* ANGEZEIGTER TEXT
----------------
Europäische Neutronenquelle: "Falsche Prioritäten"

Für rund 1,5 Milliarden Euro wird in Schweden eine Spallationsanlage zur Erzeugung von Neutronen errichtet. Für einige Forscher ist das zu viel Geld.

STOCKHOLM taz | Spallations-Neutronenquelle: Klingt irgendwie nach Raumschiff Enterprise. Viele deutsche WissenschaftlerInnen hätten diese Forschungsanlage jedoch gern in Jülich gehabt. Doch sie wird nun im südschwedischen Lund gebaut.

Die Anlage funktioniert wie ein Supermikroskop: Mit Hilfe der dort erzeugten intensiven Neutronenstrahlung können Materialforscher, Biochemiker oder Archäologen den atomaren Aufbau von Materieproben untersuchen oder Materialien mit bestimmten Eigenschaften ausstatten. Zum Beispiel um den Alterungsprozess von Batterien zu erkunden, wirkungsvollere Medikamente zu entwickeln oder die Speicherkapazität von elektronischen Bauteilen zu verbessern.

Die Neutronen, die in diesem Prozess das erforderliche Wissen über Lage, Dynamik und Funktion von Atomen und Molekülen offenbaren sollen, müssen erst gewonnen werden. Das kann in Forschungsreaktoren durch Kernspaltung geschehen, aber eben auch durch Spallationsquellen, in denen Atomkerne zertrümmert werden. Dabei werden Neutronen freigesetzt.

Es gibt in Europa bereits verschiedene Spallationsquellen, beispielsweise SINQ in der Schweiz und Isis in Großbritannien. Trotzdem meint die Wissenschafts- und Politiklobby, die sich nun mit der Errichtung der "Europäischen Spallations-Neutronenquelle" (ESS) durchgesetzt hat, dass dieser Neubau eine Voraussetzung dafür ist, dass Europa auch in Zukunft bei der Neutronenforschung die Nase vorn haben kann.
----------------
* AUFGEFÜHRTE EINTRÄGE
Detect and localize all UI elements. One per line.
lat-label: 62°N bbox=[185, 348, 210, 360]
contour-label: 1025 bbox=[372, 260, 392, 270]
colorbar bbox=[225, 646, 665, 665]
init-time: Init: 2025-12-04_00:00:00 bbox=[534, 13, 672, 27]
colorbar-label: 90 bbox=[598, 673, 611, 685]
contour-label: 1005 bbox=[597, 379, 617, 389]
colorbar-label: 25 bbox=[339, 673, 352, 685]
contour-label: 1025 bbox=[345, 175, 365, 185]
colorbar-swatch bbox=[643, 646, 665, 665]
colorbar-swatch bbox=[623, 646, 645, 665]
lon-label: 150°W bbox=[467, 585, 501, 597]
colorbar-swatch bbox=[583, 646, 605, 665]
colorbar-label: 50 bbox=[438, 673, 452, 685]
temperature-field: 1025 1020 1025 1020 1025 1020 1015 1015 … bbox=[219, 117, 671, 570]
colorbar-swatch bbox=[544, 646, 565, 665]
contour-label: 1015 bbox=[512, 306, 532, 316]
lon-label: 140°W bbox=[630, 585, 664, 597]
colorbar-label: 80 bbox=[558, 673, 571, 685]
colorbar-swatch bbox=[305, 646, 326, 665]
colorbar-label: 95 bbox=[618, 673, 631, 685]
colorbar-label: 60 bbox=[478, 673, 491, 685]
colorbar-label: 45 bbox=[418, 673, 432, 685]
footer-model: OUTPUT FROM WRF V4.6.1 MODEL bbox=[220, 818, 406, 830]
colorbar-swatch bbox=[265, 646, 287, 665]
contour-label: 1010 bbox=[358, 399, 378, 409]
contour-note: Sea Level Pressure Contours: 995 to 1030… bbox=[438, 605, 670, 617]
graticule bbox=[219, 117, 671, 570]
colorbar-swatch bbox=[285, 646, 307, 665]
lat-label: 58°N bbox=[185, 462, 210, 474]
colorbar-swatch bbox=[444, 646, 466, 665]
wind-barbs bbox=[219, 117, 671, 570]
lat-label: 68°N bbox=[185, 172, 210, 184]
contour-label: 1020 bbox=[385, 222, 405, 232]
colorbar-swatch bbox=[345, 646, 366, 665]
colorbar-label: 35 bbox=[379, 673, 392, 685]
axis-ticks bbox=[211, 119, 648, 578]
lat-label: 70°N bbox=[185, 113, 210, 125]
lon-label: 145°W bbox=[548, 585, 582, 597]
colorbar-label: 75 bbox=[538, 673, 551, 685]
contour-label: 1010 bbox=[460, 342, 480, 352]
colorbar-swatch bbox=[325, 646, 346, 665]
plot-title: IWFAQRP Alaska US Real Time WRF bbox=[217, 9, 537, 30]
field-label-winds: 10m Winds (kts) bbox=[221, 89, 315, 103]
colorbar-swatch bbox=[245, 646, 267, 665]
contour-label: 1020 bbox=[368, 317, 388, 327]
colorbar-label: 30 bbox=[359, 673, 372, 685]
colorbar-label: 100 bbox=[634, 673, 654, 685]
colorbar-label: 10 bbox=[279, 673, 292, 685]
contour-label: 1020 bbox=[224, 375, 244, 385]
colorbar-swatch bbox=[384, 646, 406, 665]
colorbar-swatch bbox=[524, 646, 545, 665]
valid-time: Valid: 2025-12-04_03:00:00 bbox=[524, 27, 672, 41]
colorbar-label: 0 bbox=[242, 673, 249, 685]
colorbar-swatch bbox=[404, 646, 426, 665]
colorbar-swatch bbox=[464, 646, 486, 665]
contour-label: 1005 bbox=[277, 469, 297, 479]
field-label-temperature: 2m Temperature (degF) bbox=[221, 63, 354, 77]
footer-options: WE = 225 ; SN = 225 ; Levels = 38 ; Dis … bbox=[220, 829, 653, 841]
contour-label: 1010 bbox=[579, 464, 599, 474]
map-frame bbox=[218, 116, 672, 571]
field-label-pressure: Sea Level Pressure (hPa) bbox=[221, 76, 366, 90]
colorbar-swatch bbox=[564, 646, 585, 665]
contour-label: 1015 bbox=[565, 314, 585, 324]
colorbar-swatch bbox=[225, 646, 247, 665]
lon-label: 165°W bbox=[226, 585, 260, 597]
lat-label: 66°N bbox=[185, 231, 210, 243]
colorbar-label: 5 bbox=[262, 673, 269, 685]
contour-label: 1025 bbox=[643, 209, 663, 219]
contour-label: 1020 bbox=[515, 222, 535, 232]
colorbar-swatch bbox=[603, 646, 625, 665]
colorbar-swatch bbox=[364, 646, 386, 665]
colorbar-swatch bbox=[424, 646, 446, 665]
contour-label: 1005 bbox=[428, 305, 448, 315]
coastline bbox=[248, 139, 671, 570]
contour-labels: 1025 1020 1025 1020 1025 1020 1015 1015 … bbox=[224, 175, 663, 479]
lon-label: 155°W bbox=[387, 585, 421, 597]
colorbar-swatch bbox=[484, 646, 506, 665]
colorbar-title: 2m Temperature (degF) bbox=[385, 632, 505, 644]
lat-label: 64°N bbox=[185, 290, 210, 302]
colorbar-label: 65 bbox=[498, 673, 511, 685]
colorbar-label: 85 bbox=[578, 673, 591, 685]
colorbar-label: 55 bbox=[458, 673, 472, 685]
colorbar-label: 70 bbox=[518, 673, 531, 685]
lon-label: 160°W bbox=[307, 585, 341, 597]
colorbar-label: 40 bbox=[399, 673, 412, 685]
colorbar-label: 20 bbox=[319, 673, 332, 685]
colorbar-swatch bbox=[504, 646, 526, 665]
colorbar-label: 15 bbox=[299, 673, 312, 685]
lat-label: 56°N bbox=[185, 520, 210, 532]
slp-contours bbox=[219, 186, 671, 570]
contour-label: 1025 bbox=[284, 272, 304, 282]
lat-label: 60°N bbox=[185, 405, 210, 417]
----------------
* AUFGABEN
1 > Stimmen diese Aussagen mit dem Artikel über die Neutronenquelle überein: (a) Die Anlage wird in Jülich gebaut. (b) Neutronen lassen sich auch in Forschungsreaktoren durch Kernspaltung gewinnen. (c) In Europa gibt es bislang keine Spallationsquelle? Antworte jeweils mit Ja oder Nein und zitiere die ausschlaggebenden Worte des Artikels wörtlich.
2 > Wie viel Geld kostet laut dem Artikel über die Neutronenquelle die Anlage in Schweden?

* ANTWORTEN JE AUFGABE
1 >
(a) Nein: „Doch sie wird nun im südschwedischen Lund gebaut.“
(b) Ja: „Das kann in Forschungsreaktoren durch Kernspaltung geschehen“
(c) Nein: „Es gibt in Europa bereits verschiedene Spallationsquellen, beispielsweise SINQ in der Schweiz und Isis in Großbritannien.“

2 > Rund 1,5 Milliarden Euro.